What you have to do
The records below need retyping in full; give them again exactly.

----

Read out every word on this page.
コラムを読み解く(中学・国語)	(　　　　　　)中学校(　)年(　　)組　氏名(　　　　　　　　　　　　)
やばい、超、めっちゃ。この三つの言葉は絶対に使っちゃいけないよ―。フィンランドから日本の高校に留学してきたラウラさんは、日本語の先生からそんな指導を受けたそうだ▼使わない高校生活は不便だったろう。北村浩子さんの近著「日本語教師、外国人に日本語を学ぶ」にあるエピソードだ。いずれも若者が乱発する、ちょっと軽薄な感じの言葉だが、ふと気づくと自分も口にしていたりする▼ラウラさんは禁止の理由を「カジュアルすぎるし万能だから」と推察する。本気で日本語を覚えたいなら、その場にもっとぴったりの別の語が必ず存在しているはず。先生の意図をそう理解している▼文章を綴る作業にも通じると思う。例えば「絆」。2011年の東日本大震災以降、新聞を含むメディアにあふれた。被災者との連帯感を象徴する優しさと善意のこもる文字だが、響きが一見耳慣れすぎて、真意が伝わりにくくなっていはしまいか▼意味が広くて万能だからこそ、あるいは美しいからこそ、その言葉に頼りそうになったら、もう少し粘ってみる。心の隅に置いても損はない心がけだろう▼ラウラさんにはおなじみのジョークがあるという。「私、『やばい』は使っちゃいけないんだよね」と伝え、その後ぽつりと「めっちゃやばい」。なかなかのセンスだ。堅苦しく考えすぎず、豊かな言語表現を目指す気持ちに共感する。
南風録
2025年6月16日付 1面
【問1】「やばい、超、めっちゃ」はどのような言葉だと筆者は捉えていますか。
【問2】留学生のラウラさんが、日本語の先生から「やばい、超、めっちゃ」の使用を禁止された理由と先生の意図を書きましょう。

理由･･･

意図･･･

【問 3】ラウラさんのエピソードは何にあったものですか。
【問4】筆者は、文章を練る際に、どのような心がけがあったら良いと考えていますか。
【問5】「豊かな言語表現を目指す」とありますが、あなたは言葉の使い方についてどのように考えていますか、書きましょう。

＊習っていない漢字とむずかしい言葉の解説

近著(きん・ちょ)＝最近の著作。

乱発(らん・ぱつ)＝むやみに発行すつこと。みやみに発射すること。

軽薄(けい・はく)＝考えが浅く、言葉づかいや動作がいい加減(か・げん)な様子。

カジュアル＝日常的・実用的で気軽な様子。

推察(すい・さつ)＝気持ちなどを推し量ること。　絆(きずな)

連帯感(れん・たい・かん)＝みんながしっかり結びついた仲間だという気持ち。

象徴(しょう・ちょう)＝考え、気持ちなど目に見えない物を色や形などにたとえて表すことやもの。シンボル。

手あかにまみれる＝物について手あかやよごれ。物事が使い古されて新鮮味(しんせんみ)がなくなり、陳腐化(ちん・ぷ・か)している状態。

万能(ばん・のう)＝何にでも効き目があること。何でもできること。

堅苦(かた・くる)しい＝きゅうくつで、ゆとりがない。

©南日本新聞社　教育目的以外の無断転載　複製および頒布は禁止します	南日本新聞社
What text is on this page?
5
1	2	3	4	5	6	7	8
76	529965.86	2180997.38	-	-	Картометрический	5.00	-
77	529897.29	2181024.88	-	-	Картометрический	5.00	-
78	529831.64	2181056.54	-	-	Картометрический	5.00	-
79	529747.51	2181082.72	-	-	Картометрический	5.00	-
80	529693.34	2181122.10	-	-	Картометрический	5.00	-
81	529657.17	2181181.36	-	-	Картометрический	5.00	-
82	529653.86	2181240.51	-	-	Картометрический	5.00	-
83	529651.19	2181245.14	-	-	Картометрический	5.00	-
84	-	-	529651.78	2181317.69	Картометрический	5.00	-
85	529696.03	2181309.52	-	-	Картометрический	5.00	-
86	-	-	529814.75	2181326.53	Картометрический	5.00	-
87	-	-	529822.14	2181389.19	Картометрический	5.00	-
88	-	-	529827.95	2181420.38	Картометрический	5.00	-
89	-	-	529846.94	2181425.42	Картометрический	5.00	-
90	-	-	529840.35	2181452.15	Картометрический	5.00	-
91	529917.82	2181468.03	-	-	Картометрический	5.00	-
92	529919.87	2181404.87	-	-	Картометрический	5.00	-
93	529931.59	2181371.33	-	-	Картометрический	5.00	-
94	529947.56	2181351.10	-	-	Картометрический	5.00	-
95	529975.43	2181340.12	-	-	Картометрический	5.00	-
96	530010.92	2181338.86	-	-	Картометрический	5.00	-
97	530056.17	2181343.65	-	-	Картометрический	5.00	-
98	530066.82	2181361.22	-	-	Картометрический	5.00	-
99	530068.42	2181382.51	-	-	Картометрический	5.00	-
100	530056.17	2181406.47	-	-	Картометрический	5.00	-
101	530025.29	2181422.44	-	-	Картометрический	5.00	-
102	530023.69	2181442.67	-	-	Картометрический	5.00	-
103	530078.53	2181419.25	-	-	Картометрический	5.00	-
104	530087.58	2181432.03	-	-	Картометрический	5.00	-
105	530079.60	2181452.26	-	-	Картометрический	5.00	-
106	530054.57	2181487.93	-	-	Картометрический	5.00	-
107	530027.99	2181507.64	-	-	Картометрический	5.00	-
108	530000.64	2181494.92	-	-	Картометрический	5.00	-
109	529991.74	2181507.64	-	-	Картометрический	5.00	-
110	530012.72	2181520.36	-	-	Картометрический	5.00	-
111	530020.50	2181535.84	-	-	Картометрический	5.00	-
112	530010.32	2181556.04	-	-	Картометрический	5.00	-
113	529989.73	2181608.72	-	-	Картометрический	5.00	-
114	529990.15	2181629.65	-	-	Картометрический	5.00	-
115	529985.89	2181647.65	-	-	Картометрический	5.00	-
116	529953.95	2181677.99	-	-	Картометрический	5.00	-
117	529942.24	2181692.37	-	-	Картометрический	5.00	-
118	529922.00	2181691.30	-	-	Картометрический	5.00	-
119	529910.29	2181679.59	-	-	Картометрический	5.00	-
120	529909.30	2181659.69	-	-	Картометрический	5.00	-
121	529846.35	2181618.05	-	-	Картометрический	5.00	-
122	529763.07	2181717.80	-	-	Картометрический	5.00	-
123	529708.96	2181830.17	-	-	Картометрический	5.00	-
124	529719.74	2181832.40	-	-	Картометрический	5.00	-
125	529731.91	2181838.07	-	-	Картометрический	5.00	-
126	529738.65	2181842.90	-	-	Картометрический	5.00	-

----

Exercise answer
Read out every word on this page.
コラムを読み解く(中学・国語)	(　　　　　　)中学校(　)年(　　)組　氏名(　　　　　　　　　　　　)
やばい、超、めっちゃ。この三つの言葉は絶対に使っちゃいけないよ―。フィンランドから日本の高校に留学してきたラウラさんは、日本語の先生からそんな指導を受けたそうだ▼使わない高校生活は不便だったろう。北村浩子さんの近著「日本語教師、外国人に日本語を学ぶ」にあるエピソードだ。いずれも若者が乱発する、ちょっと軽薄な感じの言葉だが、ふと気づくと自分も口にしていたりする▼ラウラさんは禁止の理由を「カジュアルすぎるし万能だから」と推察する。本気で日本語を覚えたいなら、その場にもっとぴったりの別の語が必ず存在しているはず。先生の意図をそう理解している▼文章を綴る作業にも通じると思う。例えば「絆」。2011年の東日本大震災以降、新聞を含むメディアにあふれた。被災者との連帯感を象徴する優しさと善意のこもる文字だが、響きが一見耳慣れすぎて、真意が伝わりにくくなっていはしまいか▼意味が広くて万能だからこそ、あるいは美しいからこそ、その言葉に頼りそうになったら、もう少し粘ってみる。心の隅に置いても損はない心がけだろう▼ラウラさんにはおなじみのジョークがあるという。「私、『やばい』は使っちゃいけないんだよね」と伝え、その後ぽつりと「めっちゃやばい」。なかなかのセンスだ。堅苦しく考えすぎず、豊かな言語表現を目指す気持ちに共感する。
南風録
2025年6月16日付 1面
【問1】「やばい、超、めっちゃ」はどのような言葉だと筆者は捉えていますか。
【問2】留学生のラウラさんが、日本語の先生から「やばい、超、めっちゃ」の使用を禁止された理由と先生の意図を書きましょう。

理由･･･

意図･･･

【問 3】ラウラさんのエピソードは何にあったものですか。
【問4】筆者は、文章を練る際に、どのような心がけがあったら良いと考えていますか。
【問5】「豊かな言語表現を目指す」とありますが、あなたは言葉の使い方についてどのように考えていますか、書きましょう。

＊習っていない漢字とむずかしい言葉の解説

近著(きん・ちょ)＝最近の著作。

乱発(らん・ぱつ)＝むやみに発行すつこと。みやみに発射すること。

軽薄(けい・はく)＝考えが浅く、言葉づかいや動作がいい加減(か・げん)な様子。

カジュアル＝日常的・実用的で気軽な様子。

推察(すい・さつ)＝気持ちなどを推し量ること。　絆(きずな)

連帯感(れん・たい・かん)＝みんながしっかり結びついた仲間だという気持ち。

象徴(しょう・ちょう)＝考え、気持ちなど目に見えない物を色や形などにたとえて表すことやもの。シンボル。

手あかにまみれる＝物について手あかやよごれ。物事が使い古されて新鮮味(しんせんみ)がなくなり、陳腐化(ちん・ぷ・か)している状態。

万能(ばん・のう)＝何にでも効き目があること。何でもできること。

堅苦(かた・くる)しい＝きゅうくつで、ゆとりがない。

©南日本新聞社　教育目的以外の無断転載　複製および頒布は禁止します	南日本新聞社
What text is on this page?
5
1	2	3	4	5	6	7	8
76	529965.86	2180997.38	-	-	Картометрический	5.00	-
77	529897.29	2181024.88	-	-	Картометрический	5.00	-
78	529831.64	2181056.54	-	-	Картометрический	5.00	-
79	529747.51	2181082.72	-	-	Картометрический	5.00	-
80	529693.34	2181122.10	-	-	Картометрический	5.00	-
81	529657.17	2181181.36	-	-	Картометрический	5.00	-
82	529653.86	2181240.51	-	-	Картометрический	5.00	-
83	529651.19	2181245.14	-	-	Картометрический	5.00	-
84	-	-	529651.78	2181317.69	Картометрический	5.00	-
85	529696.03	2181309.52	-	-	Картометрический	5.00	-
86	-	-	529814.75	2181326.53	Картометрический	5.00	-
87	-	-	529822.14	2181389.19	Картометрический	5.00	-
88	-	-	529827.95	2181420.38	Картометрический	5.00	-
89	-	-	529846.94	2181425.42	Картометрический	5.00	-
90	-	-	529840.35	2181452.15	Картометрический	5.00	-
91	529917.82	2181468.03	-	-	Картометрический	5.00	-
92	529919.87	2181404.87	-	-	Картометрический	5.00	-
93	529931.59	2181371.33	-	-	Картометрический	5.00	-
94	529947.56	2181351.10	-	-	Картометрический	5.00	-
95	529975.43	2181340.12	-	-	Картометрический	5.00	-
96	530010.92	2181338.86	-	-	Картометрический	5.00	-
97	530056.17	2181343.65	-	-	Картометрический	5.00	-
98	530066.82	2181361.22	-	-	Картометрический	5.00	-
99	530068.42	2181382.51	-	-	Картометрический	5.00	-
100	530056.17	2181406.47	-	-	Картометрический	5.00	-
101	530025.29	2181422.44	-	-	Картометрический	5.00	-
102	530023.69	2181442.67	-	-	Картометрический	5.00	-
103	530078.53	2181419.25	-	-	Картометрический	5.00	-
104	530087.58	2181432.03	-	-	Картометрический	5.00	-
105	530079.60	2181452.26	-	-	Картометрический	5.00	-
106	530054.57	2181487.93	-	-	Картометрический	5.00	-
107	530027.99	2181507.64	-	-	Картометрический	5.00	-
108	530000.64	2181494.92	-	-	Картометрический	5.00	-
109	529991.74	2181507.64	-	-	Картометрический	5.00	-
110	530012.72	2181520.36	-	-	Картометрический	5.00	-
111	530020.50	2181535.84	-	-	Картометрический	5.00	-
112	530010.32	2181556.04	-	-	Картометрический	5.00	-
113	529989.73	2181608.72	-	-	Картометрический	5.00	-
114	529990.15	2181629.65	-	-	Картометрический	5.00	-
115	529985.89	2181647.65	-	-	Картометрический	5.00	-
116	529953.95	2181677.99	-	-	Картометрический	5.00	-
117	529942.24	2181692.37	-	-	Картометрический	5.00	-
118	529922.00	2181691.30	-	-	Картометрический	5.00	-
119	529910.29	2181679.59	-	-	Картометрический	5.00	-
120	529909.30	2181659.69	-	-	Картометрический	5.00	-
121	529846.35	2181618.05	-	-	Картометрический	5.00	-
122	529763.07	2181717.80	-	-	Картометрический	5.00	-
123	529708.96	2181830.17	-	-	Картометрический	5.00	-
124	529719.74	2181832.40	-	-	Картометрический	5.00	-
125	529731.91	2181838.07	-	-	Картометрический	5.00	-
126	529738.65	2181842.90	-	-	Картометрический	5.00	-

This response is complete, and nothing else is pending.